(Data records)
============
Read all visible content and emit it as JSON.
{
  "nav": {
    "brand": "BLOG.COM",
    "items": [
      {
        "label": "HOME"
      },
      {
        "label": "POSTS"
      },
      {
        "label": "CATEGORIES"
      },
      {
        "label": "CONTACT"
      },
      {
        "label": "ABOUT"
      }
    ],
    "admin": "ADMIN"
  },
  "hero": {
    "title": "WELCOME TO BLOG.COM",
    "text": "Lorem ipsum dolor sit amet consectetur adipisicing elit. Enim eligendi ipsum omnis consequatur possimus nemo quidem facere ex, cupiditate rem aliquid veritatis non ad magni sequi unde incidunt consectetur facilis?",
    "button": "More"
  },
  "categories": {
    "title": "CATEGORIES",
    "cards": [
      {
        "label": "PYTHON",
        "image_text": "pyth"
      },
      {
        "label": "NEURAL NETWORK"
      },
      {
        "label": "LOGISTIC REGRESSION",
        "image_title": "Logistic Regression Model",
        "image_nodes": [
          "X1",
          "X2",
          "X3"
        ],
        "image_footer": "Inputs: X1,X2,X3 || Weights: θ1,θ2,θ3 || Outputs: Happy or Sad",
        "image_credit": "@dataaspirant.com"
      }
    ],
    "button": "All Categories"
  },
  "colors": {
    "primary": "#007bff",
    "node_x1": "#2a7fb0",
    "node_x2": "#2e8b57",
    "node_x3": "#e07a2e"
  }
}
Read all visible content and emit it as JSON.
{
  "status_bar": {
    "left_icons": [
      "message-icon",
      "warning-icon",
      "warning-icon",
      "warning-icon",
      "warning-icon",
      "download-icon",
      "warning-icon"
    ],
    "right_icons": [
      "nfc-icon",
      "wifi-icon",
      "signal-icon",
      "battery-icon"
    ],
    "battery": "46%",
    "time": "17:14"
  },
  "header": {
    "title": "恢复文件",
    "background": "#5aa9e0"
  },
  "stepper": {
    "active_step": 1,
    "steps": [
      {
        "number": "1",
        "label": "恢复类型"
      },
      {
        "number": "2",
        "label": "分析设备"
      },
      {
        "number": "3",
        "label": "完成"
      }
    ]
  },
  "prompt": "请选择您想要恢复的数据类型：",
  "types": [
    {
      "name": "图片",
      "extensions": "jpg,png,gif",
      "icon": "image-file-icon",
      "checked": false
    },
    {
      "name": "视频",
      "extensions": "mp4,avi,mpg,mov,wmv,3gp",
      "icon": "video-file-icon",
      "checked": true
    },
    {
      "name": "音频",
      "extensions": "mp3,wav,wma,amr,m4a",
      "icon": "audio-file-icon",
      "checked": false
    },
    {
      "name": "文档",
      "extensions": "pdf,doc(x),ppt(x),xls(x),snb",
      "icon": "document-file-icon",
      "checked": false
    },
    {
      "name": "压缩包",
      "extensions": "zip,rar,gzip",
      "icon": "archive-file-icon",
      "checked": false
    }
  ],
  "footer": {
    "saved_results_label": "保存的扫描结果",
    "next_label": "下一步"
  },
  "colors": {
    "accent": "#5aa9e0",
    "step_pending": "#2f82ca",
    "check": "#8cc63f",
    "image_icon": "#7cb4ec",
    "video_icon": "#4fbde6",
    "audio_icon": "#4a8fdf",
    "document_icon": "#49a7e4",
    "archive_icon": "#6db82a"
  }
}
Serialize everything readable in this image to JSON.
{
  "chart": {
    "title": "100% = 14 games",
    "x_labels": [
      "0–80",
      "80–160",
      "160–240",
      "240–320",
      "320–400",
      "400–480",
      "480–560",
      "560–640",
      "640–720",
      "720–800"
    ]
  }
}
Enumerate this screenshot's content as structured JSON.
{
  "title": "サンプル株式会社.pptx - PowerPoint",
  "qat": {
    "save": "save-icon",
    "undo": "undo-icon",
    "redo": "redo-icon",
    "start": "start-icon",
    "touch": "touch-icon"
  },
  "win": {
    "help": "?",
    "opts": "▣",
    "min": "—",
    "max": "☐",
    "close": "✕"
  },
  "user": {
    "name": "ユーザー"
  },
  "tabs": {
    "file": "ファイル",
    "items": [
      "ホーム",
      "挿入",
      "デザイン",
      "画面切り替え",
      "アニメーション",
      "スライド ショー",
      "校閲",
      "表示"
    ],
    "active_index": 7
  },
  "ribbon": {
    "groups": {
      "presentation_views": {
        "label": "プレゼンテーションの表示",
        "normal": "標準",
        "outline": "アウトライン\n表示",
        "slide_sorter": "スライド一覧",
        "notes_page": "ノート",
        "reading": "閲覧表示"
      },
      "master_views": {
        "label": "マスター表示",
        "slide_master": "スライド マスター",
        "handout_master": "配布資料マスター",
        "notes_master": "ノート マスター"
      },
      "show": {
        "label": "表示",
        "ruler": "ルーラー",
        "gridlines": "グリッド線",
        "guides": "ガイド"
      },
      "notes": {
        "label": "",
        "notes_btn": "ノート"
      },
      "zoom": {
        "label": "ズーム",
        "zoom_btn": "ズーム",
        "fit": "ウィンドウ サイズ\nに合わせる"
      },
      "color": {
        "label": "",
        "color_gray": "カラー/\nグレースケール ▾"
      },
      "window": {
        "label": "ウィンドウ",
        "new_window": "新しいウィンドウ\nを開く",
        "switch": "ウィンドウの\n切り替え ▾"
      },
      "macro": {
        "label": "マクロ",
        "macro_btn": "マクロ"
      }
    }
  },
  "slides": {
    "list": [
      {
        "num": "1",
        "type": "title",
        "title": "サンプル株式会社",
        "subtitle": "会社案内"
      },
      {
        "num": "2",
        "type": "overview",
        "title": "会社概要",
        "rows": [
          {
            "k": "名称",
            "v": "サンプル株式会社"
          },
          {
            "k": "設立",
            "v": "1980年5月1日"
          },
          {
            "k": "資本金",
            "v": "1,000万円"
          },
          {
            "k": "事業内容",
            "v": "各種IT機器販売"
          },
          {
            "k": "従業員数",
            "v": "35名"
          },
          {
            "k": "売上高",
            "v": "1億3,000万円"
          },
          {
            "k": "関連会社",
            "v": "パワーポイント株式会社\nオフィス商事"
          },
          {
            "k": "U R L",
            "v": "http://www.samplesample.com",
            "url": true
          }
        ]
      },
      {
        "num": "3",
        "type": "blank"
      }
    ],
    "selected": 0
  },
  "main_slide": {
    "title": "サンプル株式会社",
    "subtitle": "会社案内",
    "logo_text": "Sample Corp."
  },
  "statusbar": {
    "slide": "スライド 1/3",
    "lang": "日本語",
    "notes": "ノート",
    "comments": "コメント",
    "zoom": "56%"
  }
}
============
> **EXERCISE BRIEF**
Make an exact copy of the data above.

> **SOLUTION**
Read all visible content and emit it as JSON.
{
  "nav": {
    "brand": "BLOG.COM",
    "items": [
      {
        "label": "HOME"
      },
      {
        "label": "POSTS"
      },
      {
        "label": "CATEGORIES"
      },
      {
        "label": "CONTACT"
      },
      {
        "label": "ABOUT"
      }
    ],
    "admin": "ADMIN"
  },
  "hero": {
    "title": "WELCOME TO BLOG.COM",
    "text": "Lorem ipsum dolor sit amet consectetur adipisicing elit. Enim eligendi ipsum omnis consequatur possimus nemo quidem facere ex, cupiditate rem aliquid veritatis non ad magni sequi unde incidunt consectetur facilis?",
    "button": "More"
  },
  "categories": {
    "title": "CATEGORIES",
    "cards": [
      {
        "label": "PYTHON",
        "image_text": "pyth"
      },
      {
        "label": "NEURAL NETWORK"
      },
      {
        "label": "LOGISTIC REGRESSION",
        "image_title": "Logistic Regression Model",
        "image_nodes": [
          "X1",
          "X2",
          "X3"
        ],
        "image_footer": "Inputs: X1,X2,X3 || Weights: θ1,θ2,θ3 || Outputs: Happy or Sad",
        "image_credit": "@dataaspirant.com"
      }
    ],
    "button": "All Categories"
  },
  "colors": {
    "primary": "#007bff",
    "node_x1": "#2a7fb0",
    "node_x2": "#2e8b57",
    "node_x3": "#e07a2e"
  }
}
Read all visible content and emit it as JSON.
{
  "status_bar": {
    "left_icons": [
      "message-icon",
      "warning-icon",
      "warning-icon",
      "warning-icon",
      "warning-icon",
      "download-icon",
      "warning-icon"
    ],
    "right_icons": [
      "nfc-icon",
      "wifi-icon",
      "signal-icon",
      "battery-icon"
    ],
    "battery": "46%",
    "time": "17:14"
  },
  "header": {
    "title": "恢复文件",
    "background": "#5aa9e0"
  },
  "stepper": {
    "active_step": 1,
    "steps": [
      {
        "number": "1",
        "label": "恢复类型"
      },
      {
        "number": "2",
        "label": "分析设备"
      },
      {
        "number": "3",
        "label": "完成"
      }
    ]
  },
  "prompt": "请选择您想要恢复的数据类型：",
  "types": [
    {
      "name": "图片",
      "extensions": "jpg,png,gif",
      "icon": "image-file-icon",
      "checked": false
    },
    {
      "name": "视频",
      "extensions": "mp4,avi,mpg,mov,wmv,3gp",
      "icon": "video-file-icon",
      "checked": true
    },
    {
      "name": "音频",
      "extensions": "mp3,wav,wma,amr,m4a",
      "icon": "audio-file-icon",
      "checked": false
    },
    {
      "name": "文档",
      "extensions": "pdf,doc(x),ppt(x),xls(x),snb",
      "icon": "document-file-icon",
      "checked": false
    },
    {
      "name": "压缩包",
      "extensions": "zip,rar,gzip",
      "icon": "archive-file-icon",
      "checked": false
    }
  ],
  "footer": {
    "saved_results_label": "保存的扫描结果",
    "next_label": "下一步"
  },
  "colors": {
    "accent": "#5aa9e0",
    "step_pending": "#2f82ca",
    "check": "#8cc63f",
    "image_icon": "#7cb4ec",
    "video_icon": "#4fbde6",
    "audio_icon": "#4a8fdf",
    "document_icon": "#49a7e4",
    "archive_icon": "#6db82a"
  }
}
Serialize everything readable in this image to JSON.
{
  "chart": {
    "title": "100% = 14 games",
    "x_labels": [
      "0–80",
      "80–160",
      "160–240",
      "240–320",
      "320–400",
      "400–480",
      "480–560",
      "560–640",
      "640–720",
      "720–800"
    ]
  }
}
Enumerate this screenshot's content as structured JSON.
{
  "title": "サンプル株式会社.pptx - PowerPoint",
  "qat": {
    "save": "save-icon",
    "undo": "undo-icon",
    "redo": "redo-icon",
    "start": "start-icon",
    "touch": "touch-icon"
  },
  "win": {
    "help": "?",
    "opts": "▣",
    "min": "—",
    "max": "☐",
    "close": "✕"
  },
  "user": {
    "name": "ユーザー"
  },
  "tabs": {
    "file": "ファイル",
    "items": [
      "ホーム",
      "挿入",
      "デザイン",
      "画面切り替え",
      "アニメーション",
      "スライド ショー",
      "校閲",
      "表示"
    ],
    "active_index": 7
  },
  "ribbon": {
    "groups": {
      "presentation_views": {
        "label": "プレゼンテーションの表示",
        "normal": "標準",
        "outline": "アウトライン\n表示",
        "slide_sorter": "スライド一覧",
        "notes_page": "ノート",
        "reading": "閲覧表示"
      },
      "master_views": {
        "label": "マスター表示",
        "slide_master": "スライド マスター",
        "handout_master": "配布資料マスター",
        "notes_master": "ノート マスター"
      },
      "show": {
        "label": "表示",
        "ruler": "ルーラー",
        "gridlines": "グリッド線",
        "guides": "ガイド"
      },
      "notes": {
        "label": "",
        "notes_btn": "ノート"
      },
      "zoom": {
        "label": "ズーム",
        "zoom_btn": "ズーム",
        "fit": "ウィンドウ サイズ\nに合わせる"
      },
      "color": {
        "label": "",
        "color_gray": "カラー/\nグレースケール ▾"
      },
      "window": {
        "label": "ウィンドウ",
        "new_window": "新しいウィンドウ\nを開く",
        "switch": "ウィンドウの\n切り替え ▾"
      },
      "macro": {
        "label": "マクロ",
        "macro_btn": "マクロ"
      }
    }
  },
  "slides": {
    "list": [
      {
        "num": "1",
        "type": "title",
        "title": "サンプル株式会社",
        "subtitle": "会社案内"
      },
      {
        "num": "2",
        "type": "overview",
        "title": "会社概要",
        "rows": [
          {
            "k": "名称",
            "v": "サンプル株式会社"
          },
          {
            "k": "設立",
            "v": "1980年5月1日"
          },
          {
            "k": "資本金",
            "v": "1,000万円"
          },
          {
            "k": "事業内容",
            "v": "各種IT機器販売"
          },
          {
            "k": "従業員数",
            "v": "35名"
          },
          {
            "k": "売上高",
            "v": "1億3,000万円"
          },
          {
            "k": "関連会社",
            "v": "パワーポイント株式会社\nオフィス商事"
          },
          {
            "k": "U R L",
            "v": "http://www.samplesample.com",
            "url": true
          }
        ]
      },
      {
        "num": "3",
        "type": "blank"
      }
    ],
    "selected": 0
  },
  "main_slide": {
    "title": "サンプル株式会社",
    "subtitle": "会社案内",
    "logo_text": "Sample Corp."
  },
  "statusbar": {
    "slide": "スライド 1/3",
    "lang": "日本語",
    "notes": "ノート",
    "comments": "コメント",
    "zoom": "56%"
  }
}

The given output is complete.